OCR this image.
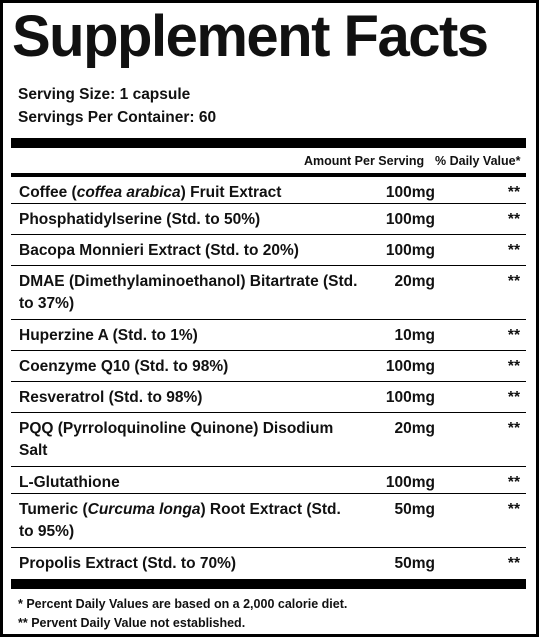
Supplement Facts
Serving Size: 1 capsule
Servings Per Container: 60
Amount Per Serving % Daily Value*
Coffee (coffea arabica) Fruit Extract	100mg	**
Phosphatidylserine (Std. to 50%)	100mg	**
Bacopa Monnieri Extract (Std. to 20%)	100mg	**
DMAE (Dimethylaminoethanol) Bitartrate (Std. to 37%)
20mg	**
Huperzine A (Std. to 1%)	10mg	**
Coenzyme Q10 (Std. to 98%)	100mg	**
Resveratrol (Std. to 98%)	100mg	**
PQQ (Pyrroloquinoline Quinone) Disodium Salt
20mg	**
L-Glutathione	100mg	**
Tumeric (Curcuma longa) Root Extract (Std. to 95%)
50mg	**
Propolis Extract (Std. to 70%)	50mg	**
* Percent Daily Values are based on a 2,000 calorie diet.
** Pervent Daily Value not established.
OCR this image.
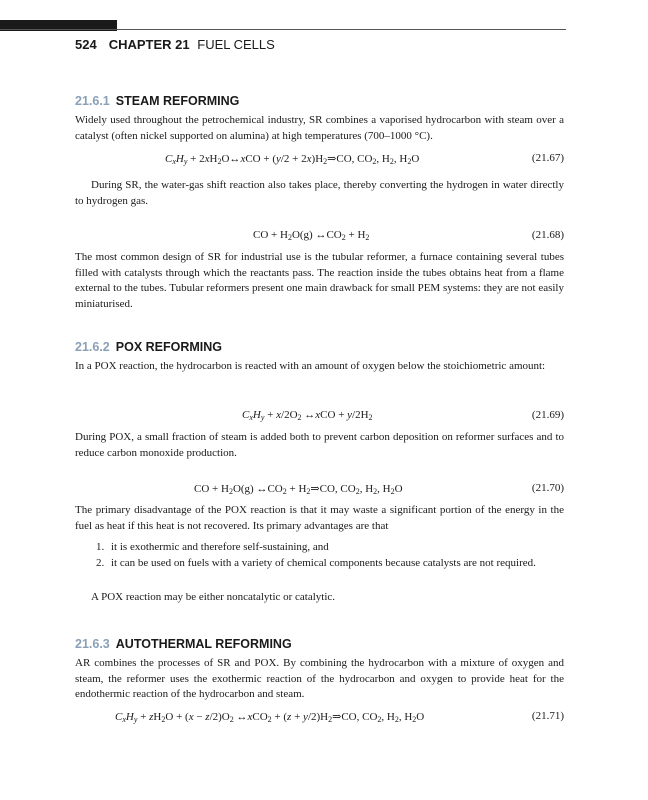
524 CHAPTER 21 FUEL CELLS
21.6.1 STEAM REFORMING

Widely used throughout the petrochemical industry, SR combines a vaporised hydrocarbon with steam over a catalyst (often nickel supported on alumina) at high temperatures (700–1000 °C).

$C_xH_y$ + $2xH_2O\leftrightarrow xCO + (y/2$ + $2x)H_2\Rightarrow CO$, $CO_2$, $H_2$, $H_2O$	(21.67)

During SR, the water-gas shift reaction also takes place, thereby converting the hydrogen in water directly to hydrogen gas.

CO + $H_2O(g)$ $\leftrightarrow CO_2 + H_2$	(21.68)

The most common design of SR for industrial use is the tubular reformer, a furnace containing several tubes filled with catalysts through which the reactants pass. The reaction inside the tubes obtains heat from a flame external to the tubes. Tubular reformers present one main drawback for small PEM systems: they are not easily miniaturised.

21.6.2 POX REFORMING

In a POX reaction, the hydrocarbon is reacted with an amount of oxygen below the stoichiometric amount:

$C_xH_y + x/2O_2$ ↔xCO + $y/2H_2$	(21.69)

During POX, a small fraction of steam is added both to prevent carbon deposition on reformer surfaces and to reduce carbon monoxide production.

CO + $H_2O(g)$ $\leftrightarrow CO_2$ + $H_2\Rightarrow CO$, $CO_2$, $H_2$, $H_2O$	(21.70)

The primary disadvantage of the POX reaction is that it may waste a significant portion of the energy in the fuel as heat if this heat is not recovered. Its primary advantages are that

1. it is exothermic and therefore self-sustaining, and
2. it can be used on fuels with a variety of chemical components because catalysts are not required.

A POX reaction may be either noncatalytic or catalytic.

21.6.3 AUTOTHERMAL REFORMING

AR combines the processes of SR and POX. By combining the hydrocarbon with a mixture of oxygen and steam, the reformer uses the exothermic reaction of the hydrocarbon and oxygen to provide heat for the endothermic reaction of the hydrocarbon and steam.

$C_xH_y + zH_2O + (x - z/2)O_2$ ↔xCO$_2$ + $(z + y/2)H_2\Rightarrow CO$, $CO_2$, $H_2$, $H_2O$	(21.71)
..........
Problem -> Reproduce each line of the material containing the word "used".

Completed task ->
Widely used throughout the petrochemical industry, SR combines a vaporised hydrocarbon with steam over a catalyst (often nickel supported on alumina) at high temperatures (700–1000 °C).
2. it can be used on fuels with a variety of chemical components because catalysts are not required.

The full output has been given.